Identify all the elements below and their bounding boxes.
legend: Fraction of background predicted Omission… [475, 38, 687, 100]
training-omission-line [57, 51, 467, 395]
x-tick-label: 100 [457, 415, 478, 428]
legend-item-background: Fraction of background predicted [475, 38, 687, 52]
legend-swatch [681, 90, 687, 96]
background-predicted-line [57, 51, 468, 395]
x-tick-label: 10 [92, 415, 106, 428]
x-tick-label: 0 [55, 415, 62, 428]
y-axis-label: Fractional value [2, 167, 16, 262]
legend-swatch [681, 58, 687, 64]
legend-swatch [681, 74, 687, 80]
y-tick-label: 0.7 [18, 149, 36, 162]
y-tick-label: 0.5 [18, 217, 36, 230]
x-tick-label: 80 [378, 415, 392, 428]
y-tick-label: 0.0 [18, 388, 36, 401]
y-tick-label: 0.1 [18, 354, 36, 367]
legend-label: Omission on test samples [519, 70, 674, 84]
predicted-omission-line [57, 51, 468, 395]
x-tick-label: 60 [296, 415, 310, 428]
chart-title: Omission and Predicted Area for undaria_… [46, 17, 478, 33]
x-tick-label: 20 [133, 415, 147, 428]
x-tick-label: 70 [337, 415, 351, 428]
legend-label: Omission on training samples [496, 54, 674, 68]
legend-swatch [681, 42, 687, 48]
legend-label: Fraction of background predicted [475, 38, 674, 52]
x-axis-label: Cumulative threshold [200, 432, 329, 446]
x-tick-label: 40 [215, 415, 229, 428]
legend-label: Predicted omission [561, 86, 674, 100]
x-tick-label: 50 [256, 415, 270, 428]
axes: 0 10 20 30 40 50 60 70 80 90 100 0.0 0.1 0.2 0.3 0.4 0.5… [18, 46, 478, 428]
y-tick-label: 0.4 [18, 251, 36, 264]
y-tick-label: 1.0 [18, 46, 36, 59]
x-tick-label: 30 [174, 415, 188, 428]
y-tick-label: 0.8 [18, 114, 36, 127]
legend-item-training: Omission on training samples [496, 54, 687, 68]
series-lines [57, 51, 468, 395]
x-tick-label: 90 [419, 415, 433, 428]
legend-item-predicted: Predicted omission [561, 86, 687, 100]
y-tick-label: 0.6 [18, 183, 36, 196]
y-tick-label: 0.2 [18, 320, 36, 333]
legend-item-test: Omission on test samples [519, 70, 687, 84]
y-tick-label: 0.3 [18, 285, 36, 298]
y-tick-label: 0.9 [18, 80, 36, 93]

Work to do |
Reproduce every line of the data above without any changes.

Result below |
Identify all the elements below and their bounding boxes.
legend: Fraction of background predicted Omission… [475, 38, 687, 100]
training-omission-line [57, 51, 467, 395]
x-tick-label: 100 [457, 415, 478, 428]
legend-item-background: Fraction of background predicted [475, 38, 687, 52]
legend-swatch [681, 90, 687, 96]
background-predicted-line [57, 51, 468, 395]
x-tick-label: 10 [92, 415, 106, 428]
x-tick-label: 0 [55, 415, 62, 428]
y-axis-label: Fractional value [2, 167, 16, 262]
legend-swatch [681, 58, 687, 64]
legend-swatch [681, 74, 687, 80]
y-tick-label: 0.7 [18, 149, 36, 162]
y-tick-label: 0.5 [18, 217, 36, 230]
x-tick-label: 80 [378, 415, 392, 428]
y-tick-label: 0.0 [18, 388, 36, 401]
y-tick-label: 0.1 [18, 354, 36, 367]
legend-label: Omission on test samples [519, 70, 674, 84]
predicted-omission-line [57, 51, 468, 395]
x-tick-label: 60 [296, 415, 310, 428]
chart-title: Omission and Predicted Area for undaria_… [46, 17, 478, 33]
x-tick-label: 20 [133, 415, 147, 428]
x-tick-label: 70 [337, 415, 351, 428]
legend-label: Omission on training samples [496, 54, 674, 68]
legend-swatch [681, 42, 687, 48]
legend-label: Fraction of background predicted [475, 38, 674, 52]
x-axis-label: Cumulative threshold [200, 432, 329, 446]
x-tick-label: 40 [215, 415, 229, 428]
legend-label: Predicted omission [561, 86, 674, 100]
x-tick-label: 50 [256, 415, 270, 428]
axes: 0 10 20 30 40 50 60 70 80 90 100 0.0 0.1 0.2 0.3 0.4 0.5… [18, 46, 478, 428]
y-tick-label: 0.4 [18, 251, 36, 264]
y-tick-label: 1.0 [18, 46, 36, 59]
x-tick-label: 30 [174, 415, 188, 428]
y-tick-label: 0.8 [18, 114, 36, 127]
legend-item-training: Omission on training samples [496, 54, 687, 68]
series-lines [57, 51, 468, 395]
x-tick-label: 90 [419, 415, 433, 428]
legend-item-predicted: Predicted omission [561, 86, 687, 100]
y-tick-label: 0.6 [18, 183, 36, 196]
y-tick-label: 0.2 [18, 320, 36, 333]
legend-item-test: Omission on test samples [519, 70, 687, 84]
y-tick-label: 0.3 [18, 285, 36, 298]
y-tick-label: 0.9 [18, 80, 36, 93]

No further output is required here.